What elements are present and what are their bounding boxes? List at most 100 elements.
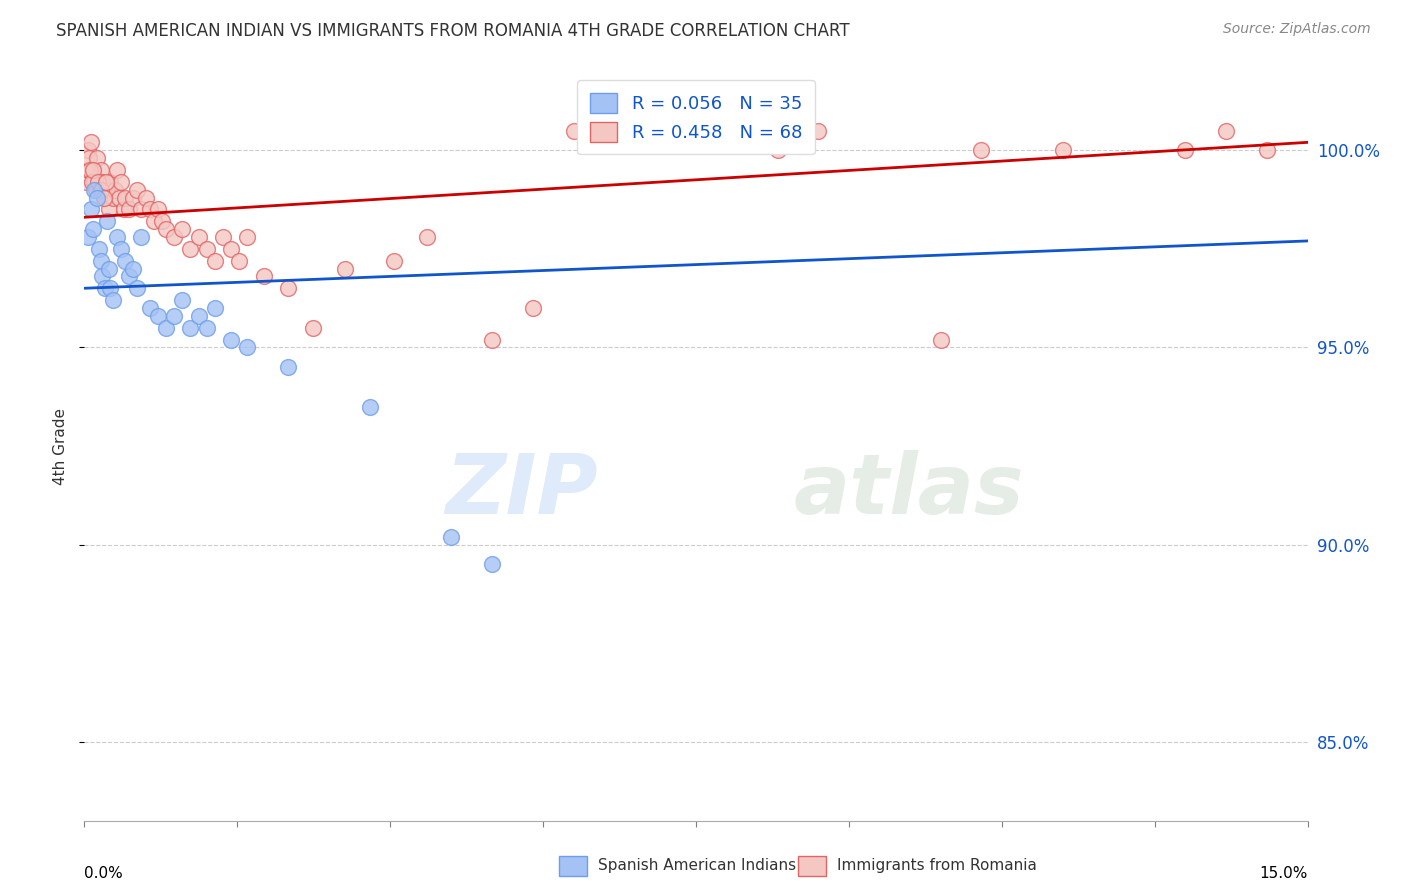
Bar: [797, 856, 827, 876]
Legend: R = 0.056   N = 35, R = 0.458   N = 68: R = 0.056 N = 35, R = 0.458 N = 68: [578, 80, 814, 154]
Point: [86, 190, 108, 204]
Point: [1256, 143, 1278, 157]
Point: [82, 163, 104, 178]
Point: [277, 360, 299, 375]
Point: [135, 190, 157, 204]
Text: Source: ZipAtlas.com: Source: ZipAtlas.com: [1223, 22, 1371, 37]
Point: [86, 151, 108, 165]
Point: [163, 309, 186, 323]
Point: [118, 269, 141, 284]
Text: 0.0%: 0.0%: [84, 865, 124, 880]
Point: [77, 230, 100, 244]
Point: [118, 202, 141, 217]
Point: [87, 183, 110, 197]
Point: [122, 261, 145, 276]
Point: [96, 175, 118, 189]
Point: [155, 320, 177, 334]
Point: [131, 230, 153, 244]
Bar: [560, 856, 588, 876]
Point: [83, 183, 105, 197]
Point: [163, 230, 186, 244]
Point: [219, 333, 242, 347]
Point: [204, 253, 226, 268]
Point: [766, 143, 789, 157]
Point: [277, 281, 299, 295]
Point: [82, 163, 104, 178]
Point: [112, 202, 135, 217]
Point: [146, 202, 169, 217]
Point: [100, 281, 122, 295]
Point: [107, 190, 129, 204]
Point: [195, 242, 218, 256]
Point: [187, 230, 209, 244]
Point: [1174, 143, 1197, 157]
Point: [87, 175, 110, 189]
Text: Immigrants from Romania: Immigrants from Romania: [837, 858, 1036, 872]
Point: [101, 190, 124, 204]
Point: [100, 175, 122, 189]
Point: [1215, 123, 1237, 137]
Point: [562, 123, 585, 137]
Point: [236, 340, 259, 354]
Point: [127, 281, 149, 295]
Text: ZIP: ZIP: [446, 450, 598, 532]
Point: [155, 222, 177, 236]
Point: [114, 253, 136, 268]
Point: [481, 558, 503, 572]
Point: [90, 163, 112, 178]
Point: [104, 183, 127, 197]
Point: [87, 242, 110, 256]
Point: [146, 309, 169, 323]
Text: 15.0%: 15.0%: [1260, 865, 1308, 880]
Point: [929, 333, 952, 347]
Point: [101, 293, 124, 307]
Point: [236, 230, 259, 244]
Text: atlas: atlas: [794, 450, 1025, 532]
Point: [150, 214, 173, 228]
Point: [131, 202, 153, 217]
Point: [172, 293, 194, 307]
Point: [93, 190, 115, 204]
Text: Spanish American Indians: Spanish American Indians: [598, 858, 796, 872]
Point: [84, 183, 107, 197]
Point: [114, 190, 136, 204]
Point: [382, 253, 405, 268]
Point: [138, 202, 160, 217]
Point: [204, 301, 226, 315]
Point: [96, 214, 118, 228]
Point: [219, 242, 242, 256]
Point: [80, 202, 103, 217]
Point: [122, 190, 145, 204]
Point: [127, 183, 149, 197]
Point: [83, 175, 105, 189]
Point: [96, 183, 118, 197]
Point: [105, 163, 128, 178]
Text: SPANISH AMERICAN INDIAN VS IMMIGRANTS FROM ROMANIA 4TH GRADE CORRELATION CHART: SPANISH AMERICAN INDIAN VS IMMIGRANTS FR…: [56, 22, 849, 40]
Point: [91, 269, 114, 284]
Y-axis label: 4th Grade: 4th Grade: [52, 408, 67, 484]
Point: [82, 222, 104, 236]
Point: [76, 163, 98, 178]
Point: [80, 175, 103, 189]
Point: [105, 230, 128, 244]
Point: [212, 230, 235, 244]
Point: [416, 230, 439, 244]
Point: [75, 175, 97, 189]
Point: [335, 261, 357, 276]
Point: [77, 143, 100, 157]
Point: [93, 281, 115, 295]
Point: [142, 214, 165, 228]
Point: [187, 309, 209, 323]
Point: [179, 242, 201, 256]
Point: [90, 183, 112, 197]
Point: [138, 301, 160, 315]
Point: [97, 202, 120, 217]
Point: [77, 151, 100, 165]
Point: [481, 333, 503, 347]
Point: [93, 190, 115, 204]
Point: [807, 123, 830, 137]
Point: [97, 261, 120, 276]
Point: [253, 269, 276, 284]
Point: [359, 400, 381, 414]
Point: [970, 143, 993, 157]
--------------------
Place the lines of the data, from the line containing "Bar: [797, 856, 827, 876]" through the line containing "Point: [118, 202, 141, 217]", inclusive, into a numbered list, omitting any blank lines.

## Finished task
1. Bar: [797, 856, 827, 876]
2. Legend: R = 0.056   N = 35, R = 0.458   N = 68: R = 0.056 N = 35, R = 0.458 N = 68: [578, 80, 814, 154]
3. Point: [86, 190, 108, 204]
4. Point: [1256, 143, 1278, 157]
5. Point: [82, 163, 104, 178]
6. Point: [277, 360, 299, 375]
7. Point: [135, 190, 157, 204]
8. Text: Source: ZipAtlas.com: Source: ZipAtlas.com: [1223, 22, 1371, 37]
9. Point: [86, 151, 108, 165]
10. Point: [163, 309, 186, 323]
11. Point: [118, 269, 141, 284]
12. Text: 0.0%: 0.0%: [84, 865, 124, 880]
13. Point: [77, 230, 100, 244]
14. Point: [118, 202, 141, 217]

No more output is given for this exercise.